§ AIM
Find the lines of data that contain the string "this", then list them.

══ SUPPLIED DATA

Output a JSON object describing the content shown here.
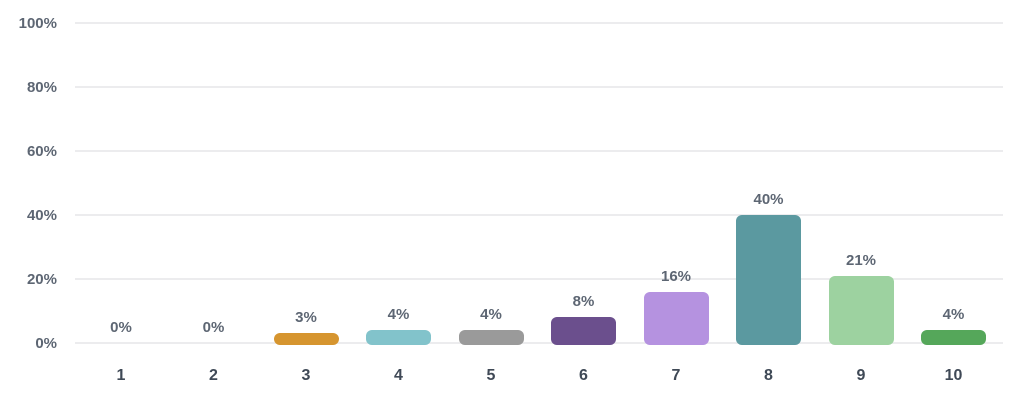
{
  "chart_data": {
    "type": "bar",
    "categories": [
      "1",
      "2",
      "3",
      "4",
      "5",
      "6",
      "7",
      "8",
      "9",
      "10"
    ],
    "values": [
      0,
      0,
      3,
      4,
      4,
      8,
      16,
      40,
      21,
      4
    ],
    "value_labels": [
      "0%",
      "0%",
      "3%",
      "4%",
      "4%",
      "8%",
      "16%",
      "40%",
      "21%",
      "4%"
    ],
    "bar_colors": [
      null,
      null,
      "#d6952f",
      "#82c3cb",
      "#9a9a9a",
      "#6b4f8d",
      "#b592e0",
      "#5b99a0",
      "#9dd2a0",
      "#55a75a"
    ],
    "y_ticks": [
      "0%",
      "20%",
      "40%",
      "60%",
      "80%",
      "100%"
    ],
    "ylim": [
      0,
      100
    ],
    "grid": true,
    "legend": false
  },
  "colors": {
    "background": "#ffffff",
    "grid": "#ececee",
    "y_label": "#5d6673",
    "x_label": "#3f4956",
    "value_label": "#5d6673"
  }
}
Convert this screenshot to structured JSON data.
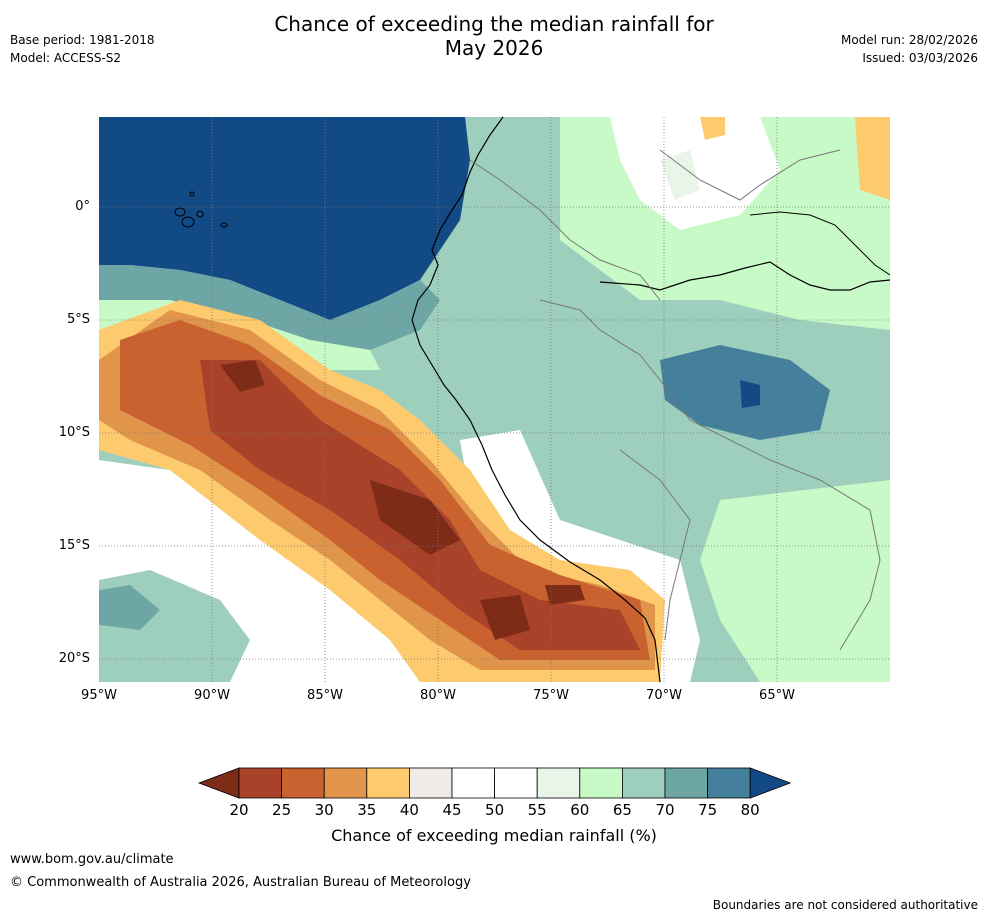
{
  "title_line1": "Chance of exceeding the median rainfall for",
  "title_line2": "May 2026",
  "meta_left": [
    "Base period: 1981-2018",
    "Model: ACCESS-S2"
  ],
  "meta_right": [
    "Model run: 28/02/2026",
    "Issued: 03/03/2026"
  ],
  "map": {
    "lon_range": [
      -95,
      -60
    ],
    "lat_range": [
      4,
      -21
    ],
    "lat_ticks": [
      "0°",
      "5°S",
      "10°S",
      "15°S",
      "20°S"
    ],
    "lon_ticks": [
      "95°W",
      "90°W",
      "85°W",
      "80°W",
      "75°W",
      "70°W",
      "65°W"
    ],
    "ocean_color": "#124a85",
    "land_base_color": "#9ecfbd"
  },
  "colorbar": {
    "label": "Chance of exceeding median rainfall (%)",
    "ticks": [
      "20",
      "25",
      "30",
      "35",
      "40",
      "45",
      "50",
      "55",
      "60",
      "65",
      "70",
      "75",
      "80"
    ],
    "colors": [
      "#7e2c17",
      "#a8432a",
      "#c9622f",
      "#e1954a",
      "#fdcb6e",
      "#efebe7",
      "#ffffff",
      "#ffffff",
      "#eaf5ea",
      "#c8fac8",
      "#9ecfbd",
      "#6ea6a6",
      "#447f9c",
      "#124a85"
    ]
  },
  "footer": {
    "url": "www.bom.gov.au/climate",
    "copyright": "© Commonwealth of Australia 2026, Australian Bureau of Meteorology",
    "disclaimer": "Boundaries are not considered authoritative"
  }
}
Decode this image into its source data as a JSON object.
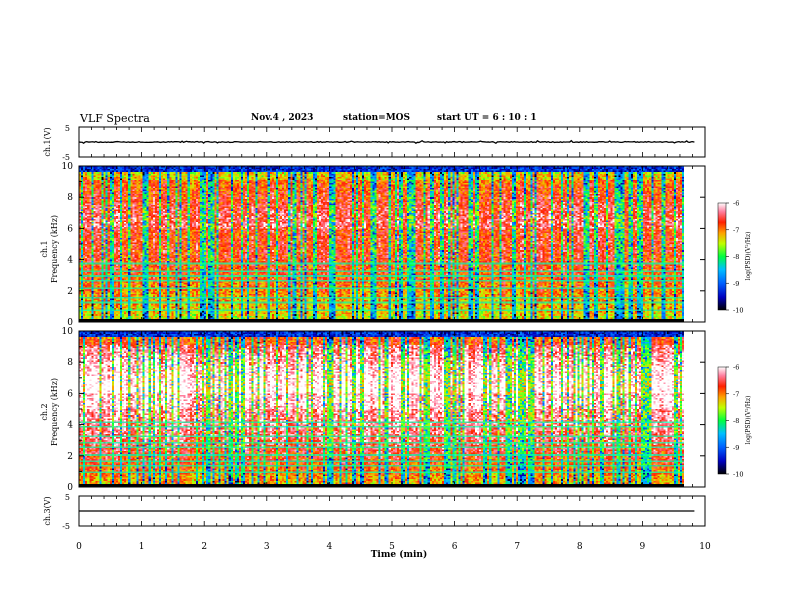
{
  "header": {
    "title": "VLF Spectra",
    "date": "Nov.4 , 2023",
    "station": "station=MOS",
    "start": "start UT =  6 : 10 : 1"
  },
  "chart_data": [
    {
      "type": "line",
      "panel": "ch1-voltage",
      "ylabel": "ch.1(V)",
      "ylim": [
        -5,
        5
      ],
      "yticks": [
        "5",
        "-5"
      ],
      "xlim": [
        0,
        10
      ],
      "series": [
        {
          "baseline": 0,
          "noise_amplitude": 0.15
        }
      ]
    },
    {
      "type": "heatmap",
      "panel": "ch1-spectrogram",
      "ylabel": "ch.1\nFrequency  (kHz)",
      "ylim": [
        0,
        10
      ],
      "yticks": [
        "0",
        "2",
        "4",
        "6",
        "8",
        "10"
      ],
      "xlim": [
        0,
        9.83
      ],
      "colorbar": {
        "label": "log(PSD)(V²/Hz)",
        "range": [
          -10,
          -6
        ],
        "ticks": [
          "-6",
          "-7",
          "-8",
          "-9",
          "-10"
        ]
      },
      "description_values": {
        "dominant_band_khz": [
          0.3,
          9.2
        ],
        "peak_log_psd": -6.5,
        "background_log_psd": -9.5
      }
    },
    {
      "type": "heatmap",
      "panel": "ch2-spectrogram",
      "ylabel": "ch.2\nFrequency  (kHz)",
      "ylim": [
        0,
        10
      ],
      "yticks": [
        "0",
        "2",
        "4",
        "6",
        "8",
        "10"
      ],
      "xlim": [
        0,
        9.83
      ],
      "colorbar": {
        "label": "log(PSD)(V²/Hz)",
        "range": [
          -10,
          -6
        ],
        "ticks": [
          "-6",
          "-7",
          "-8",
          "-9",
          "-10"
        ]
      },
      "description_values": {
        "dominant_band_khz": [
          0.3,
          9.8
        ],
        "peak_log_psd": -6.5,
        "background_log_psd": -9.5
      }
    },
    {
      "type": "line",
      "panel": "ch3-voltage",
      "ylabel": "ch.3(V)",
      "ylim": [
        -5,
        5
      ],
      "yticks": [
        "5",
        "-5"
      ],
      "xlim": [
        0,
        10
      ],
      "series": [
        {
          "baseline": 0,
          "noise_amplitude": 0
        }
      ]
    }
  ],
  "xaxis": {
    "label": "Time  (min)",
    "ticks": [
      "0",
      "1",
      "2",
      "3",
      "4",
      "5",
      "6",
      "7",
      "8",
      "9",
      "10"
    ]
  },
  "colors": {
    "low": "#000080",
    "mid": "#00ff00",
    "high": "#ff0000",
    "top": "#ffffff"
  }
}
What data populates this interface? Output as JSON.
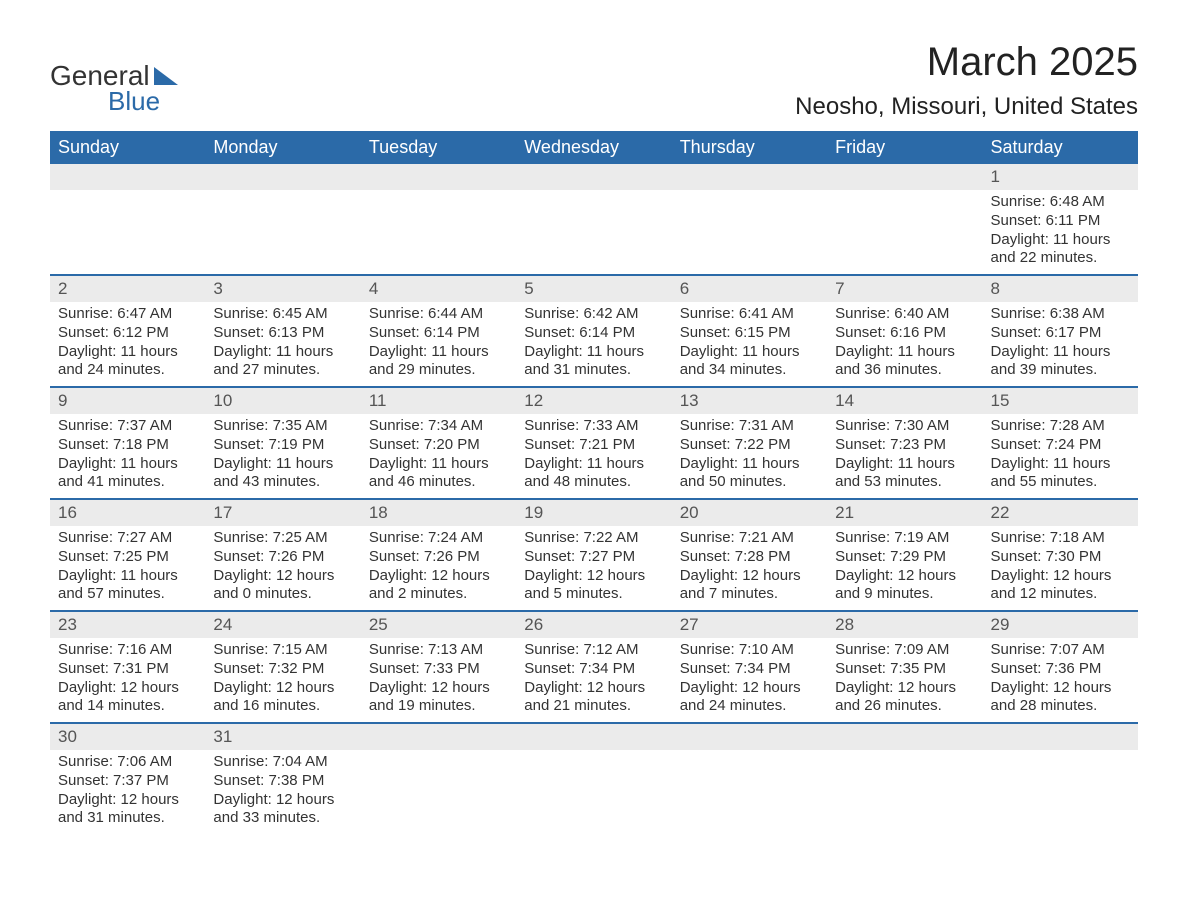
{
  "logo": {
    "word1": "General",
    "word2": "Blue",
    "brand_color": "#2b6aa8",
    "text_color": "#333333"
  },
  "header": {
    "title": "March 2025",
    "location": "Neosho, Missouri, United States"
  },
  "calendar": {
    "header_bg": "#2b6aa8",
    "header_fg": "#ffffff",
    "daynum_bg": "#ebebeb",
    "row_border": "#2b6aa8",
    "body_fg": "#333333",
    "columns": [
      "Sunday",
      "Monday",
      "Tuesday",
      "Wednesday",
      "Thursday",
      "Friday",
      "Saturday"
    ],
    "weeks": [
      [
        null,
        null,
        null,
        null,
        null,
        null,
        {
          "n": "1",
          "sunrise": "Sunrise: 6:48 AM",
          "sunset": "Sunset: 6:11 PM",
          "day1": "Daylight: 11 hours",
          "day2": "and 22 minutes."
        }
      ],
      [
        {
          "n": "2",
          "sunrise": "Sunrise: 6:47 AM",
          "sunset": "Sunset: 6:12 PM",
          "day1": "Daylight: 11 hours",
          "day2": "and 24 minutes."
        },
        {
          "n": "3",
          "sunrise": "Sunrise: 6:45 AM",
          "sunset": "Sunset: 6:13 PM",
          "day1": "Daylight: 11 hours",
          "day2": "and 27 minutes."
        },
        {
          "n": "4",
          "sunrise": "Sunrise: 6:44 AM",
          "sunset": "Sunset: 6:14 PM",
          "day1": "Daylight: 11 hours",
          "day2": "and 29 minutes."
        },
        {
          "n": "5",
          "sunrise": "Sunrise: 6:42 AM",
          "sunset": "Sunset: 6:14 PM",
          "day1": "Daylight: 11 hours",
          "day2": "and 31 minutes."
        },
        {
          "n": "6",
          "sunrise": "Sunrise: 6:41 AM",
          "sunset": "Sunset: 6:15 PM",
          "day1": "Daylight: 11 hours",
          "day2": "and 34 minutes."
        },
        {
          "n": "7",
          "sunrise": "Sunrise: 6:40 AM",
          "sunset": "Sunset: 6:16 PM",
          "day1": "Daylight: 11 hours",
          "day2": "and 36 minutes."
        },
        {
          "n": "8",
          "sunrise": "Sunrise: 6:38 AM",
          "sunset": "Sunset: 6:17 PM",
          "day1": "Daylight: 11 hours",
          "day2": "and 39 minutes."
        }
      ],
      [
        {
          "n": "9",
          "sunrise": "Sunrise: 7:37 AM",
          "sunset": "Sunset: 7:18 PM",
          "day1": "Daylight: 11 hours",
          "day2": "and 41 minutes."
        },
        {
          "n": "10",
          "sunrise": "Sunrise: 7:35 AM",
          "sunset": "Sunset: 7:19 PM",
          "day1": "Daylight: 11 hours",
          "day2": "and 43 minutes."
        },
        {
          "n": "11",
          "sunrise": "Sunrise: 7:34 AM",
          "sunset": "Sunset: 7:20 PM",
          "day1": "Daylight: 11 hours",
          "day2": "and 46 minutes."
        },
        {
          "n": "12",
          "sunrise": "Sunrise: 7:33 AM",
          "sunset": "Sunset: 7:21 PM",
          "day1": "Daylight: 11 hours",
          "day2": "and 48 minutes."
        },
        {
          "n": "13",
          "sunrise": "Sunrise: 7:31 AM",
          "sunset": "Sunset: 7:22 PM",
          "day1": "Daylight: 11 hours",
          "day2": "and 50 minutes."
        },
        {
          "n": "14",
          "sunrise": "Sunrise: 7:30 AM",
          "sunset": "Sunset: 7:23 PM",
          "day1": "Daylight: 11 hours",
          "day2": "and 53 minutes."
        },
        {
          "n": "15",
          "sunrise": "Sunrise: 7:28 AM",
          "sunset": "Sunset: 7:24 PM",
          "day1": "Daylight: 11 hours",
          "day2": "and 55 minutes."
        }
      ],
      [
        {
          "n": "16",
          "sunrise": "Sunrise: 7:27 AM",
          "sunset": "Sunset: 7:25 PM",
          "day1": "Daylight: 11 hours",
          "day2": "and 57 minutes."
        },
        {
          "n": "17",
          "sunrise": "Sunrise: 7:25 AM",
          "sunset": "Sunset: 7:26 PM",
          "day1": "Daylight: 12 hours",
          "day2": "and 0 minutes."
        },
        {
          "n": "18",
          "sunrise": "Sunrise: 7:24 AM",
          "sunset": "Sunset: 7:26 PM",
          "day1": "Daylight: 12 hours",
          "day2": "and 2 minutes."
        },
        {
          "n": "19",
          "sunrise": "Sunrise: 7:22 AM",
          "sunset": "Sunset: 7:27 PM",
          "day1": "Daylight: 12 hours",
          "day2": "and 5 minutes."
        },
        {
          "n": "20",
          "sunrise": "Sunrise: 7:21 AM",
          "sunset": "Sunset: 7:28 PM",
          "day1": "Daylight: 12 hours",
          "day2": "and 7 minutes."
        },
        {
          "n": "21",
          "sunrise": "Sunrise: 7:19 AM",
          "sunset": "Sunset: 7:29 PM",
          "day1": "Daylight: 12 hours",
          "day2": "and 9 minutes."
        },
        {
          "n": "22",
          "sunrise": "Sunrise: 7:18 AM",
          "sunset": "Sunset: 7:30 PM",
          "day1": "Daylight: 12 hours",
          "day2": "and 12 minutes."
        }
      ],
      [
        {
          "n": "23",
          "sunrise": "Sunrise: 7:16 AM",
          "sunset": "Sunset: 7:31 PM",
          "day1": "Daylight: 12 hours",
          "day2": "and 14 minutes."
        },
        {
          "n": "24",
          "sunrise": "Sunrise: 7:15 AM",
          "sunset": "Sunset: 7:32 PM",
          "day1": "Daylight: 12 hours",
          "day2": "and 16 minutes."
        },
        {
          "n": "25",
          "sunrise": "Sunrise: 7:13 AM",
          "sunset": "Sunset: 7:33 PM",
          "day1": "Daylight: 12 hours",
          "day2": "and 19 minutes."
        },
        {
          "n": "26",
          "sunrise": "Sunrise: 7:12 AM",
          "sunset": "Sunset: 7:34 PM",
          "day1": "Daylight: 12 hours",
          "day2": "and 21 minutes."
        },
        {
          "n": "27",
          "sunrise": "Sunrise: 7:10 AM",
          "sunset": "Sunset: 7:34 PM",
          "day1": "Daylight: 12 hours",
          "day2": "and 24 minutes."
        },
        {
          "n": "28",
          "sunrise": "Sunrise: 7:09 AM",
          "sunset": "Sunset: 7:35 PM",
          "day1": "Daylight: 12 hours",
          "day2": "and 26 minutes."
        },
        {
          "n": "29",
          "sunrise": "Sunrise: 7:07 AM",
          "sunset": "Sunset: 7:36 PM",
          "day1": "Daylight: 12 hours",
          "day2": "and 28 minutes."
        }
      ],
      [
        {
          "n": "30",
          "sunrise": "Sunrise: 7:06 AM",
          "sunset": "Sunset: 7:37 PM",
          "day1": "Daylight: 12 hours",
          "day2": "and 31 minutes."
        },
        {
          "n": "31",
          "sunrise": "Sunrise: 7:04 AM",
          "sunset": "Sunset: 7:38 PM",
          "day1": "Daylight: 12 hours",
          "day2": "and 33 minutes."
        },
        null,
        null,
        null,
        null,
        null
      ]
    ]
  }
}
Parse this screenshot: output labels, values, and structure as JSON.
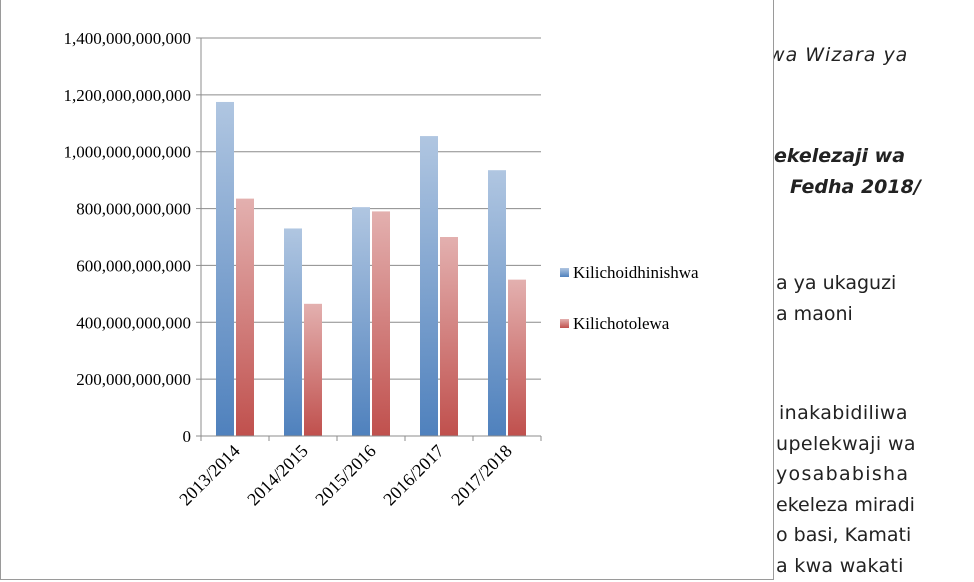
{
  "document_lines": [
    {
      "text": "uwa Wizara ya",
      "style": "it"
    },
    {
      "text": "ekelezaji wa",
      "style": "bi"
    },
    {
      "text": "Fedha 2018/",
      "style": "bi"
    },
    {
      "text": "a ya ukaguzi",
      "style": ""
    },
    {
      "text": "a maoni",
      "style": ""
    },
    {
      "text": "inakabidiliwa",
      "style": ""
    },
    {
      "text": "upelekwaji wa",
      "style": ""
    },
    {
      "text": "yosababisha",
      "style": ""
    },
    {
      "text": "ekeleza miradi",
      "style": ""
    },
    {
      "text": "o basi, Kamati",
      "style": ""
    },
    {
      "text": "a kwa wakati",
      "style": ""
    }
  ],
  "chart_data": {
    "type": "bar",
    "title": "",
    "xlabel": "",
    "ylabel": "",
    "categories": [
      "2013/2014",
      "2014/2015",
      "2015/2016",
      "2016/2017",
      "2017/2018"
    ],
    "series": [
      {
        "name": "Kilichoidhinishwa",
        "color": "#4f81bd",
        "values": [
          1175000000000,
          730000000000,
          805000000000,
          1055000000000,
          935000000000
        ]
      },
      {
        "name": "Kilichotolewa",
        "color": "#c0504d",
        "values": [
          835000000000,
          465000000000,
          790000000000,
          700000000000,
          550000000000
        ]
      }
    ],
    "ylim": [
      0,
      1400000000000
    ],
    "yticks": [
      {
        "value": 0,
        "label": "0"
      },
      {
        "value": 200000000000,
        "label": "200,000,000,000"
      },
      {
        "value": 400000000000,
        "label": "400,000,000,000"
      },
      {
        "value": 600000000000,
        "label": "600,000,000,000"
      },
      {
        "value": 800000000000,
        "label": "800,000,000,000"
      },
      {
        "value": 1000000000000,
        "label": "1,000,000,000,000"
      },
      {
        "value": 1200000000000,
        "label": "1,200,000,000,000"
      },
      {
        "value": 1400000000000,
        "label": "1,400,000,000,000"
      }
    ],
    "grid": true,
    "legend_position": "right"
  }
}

════

§ TASK OUTPUT
Convert this screenshot to structured JSON data.
Decode this image into its source data as a JSON object.
What data populates this interface? Output as JSON.
Parse this screenshot: output labels, values, and structure as JSON.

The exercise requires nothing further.